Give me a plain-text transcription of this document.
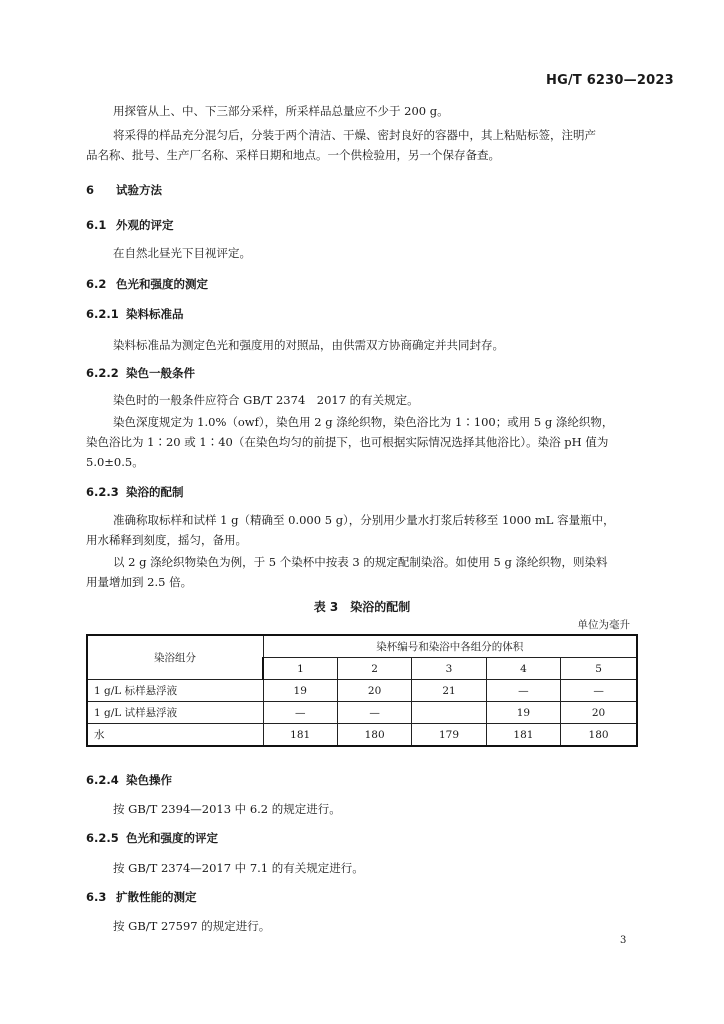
HG/T 6230—2023
用探管从上、中、下三部分采样，所采样品总量应不少于 200 g。
将采得的样品充分混匀后，分装于两个清洁、干燥、密封良好的容器中，其上粘贴标签，注明产
品名称、批号、生产厂名称、采样日期和地点。一个供检验用，另一个保存备查。
6 试验方法
6.1 外观的评定
在自然北昼光下目视评定。
6.2 色光和强度的测定
6.2.1 染料标准品
染料标准品为测定色光和强度用的对照品，由供需双方协商确定并共同封存。
6.2.2 染色一般条件
染色时的一般条件应符合 GB/T 2374　2017 的有关规定。
染色深度规定为 1.0%（owf），染色用 2 g 涤纶织物，染色浴比为 1∶100；或用 5 g 涤纶织物，
染色浴比为 1∶20 或 1∶40（在染色均匀的前提下，也可根据实际情况选择其他浴比）。染浴 pH 值为
5.0±0.5。
6.2.3 染浴的配制
准确称取标样和试样 1 g（精确至 0.000 5 g），分别用少量水打浆后转移至 1000 mL 容量瓶中，
用水稀释到刻度，摇匀，备用。
以 2 g 涤纶织物染色为例，于 5 个染杯中按表 3 的规定配制染浴。如使用 5 g 涤纶织物，则染料
用量增加到 2.5 倍。
表 3　染浴的配制
单位为毫升
染浴组分	染杯编号和染浴中各组分的体积				
	1	2	3	4	5
1 g/L 标样悬浮液	19	20	21	—	—
1 g/L 试样悬浮液	—	—		19	20
水	181	180	179	181	180
6.2.4 染色操作
按 GB/T 2394—2013 中 6.2 的规定进行。
6.2.5 色光和强度的评定
按 GB/T 2374—2017 中 7.1 的有关规定进行。
6.3 扩散性能的测定
按 GB/T 27597 的规定进行。
3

---+---

**Problem**
Return the entries unchanged, save for the pictures, which do not belong in the copy.

**Solution to this exercise**
Give me a plain-text transcription of this document.
HG/T 6230—2023
用探管从上、中、下三部分采样，所采样品总量应不少于 200 g。
将采得的样品充分混匀后，分装于两个清洁、干燥、密封良好的容器中，其上粘贴标签，注明产
品名称、批号、生产厂名称、采样日期和地点。一个供检验用，另一个保存备查。
6 试验方法
6.1 外观的评定
在自然北昼光下目视评定。
6.2 色光和强度的测定
6.2.1 染料标准品
染料标准品为测定色光和强度用的对照品，由供需双方协商确定并共同封存。
6.2.2 染色一般条件
染色时的一般条件应符合 GB/T 2374　2017 的有关规定。
染色深度规定为 1.0%（owf），染色用 2 g 涤纶织物，染色浴比为 1∶100；或用 5 g 涤纶织物，
染色浴比为 1∶20 或 1∶40（在染色均匀的前提下，也可根据实际情况选择其他浴比）。染浴 pH 值为
5.0±0.5。
6.2.3 染浴的配制
准确称取标样和试样 1 g（精确至 0.000 5 g），分别用少量水打浆后转移至 1000 mL 容量瓶中，
用水稀释到刻度，摇匀，备用。
以 2 g 涤纶织物染色为例，于 5 个染杯中按表 3 的规定配制染浴。如使用 5 g 涤纶织物，则染料
用量增加到 2.5 倍。
表 3　染浴的配制
单位为毫升
染浴组分	染杯编号和染浴中各组分的体积				
	1	2	3	4	5
1 g/L 标样悬浮液	19	20	21	—	—
1 g/L 试样悬浮液	—	—		19	20
水	181	180	179	181	180
6.2.4 染色操作
按 GB/T 2394—2013 中 6.2 的规定进行。
6.2.5 色光和强度的评定
按 GB/T 2374—2017 中 7.1 的有关规定进行。
6.3 扩散性能的测定
按 GB/T 27597 的规定进行。
3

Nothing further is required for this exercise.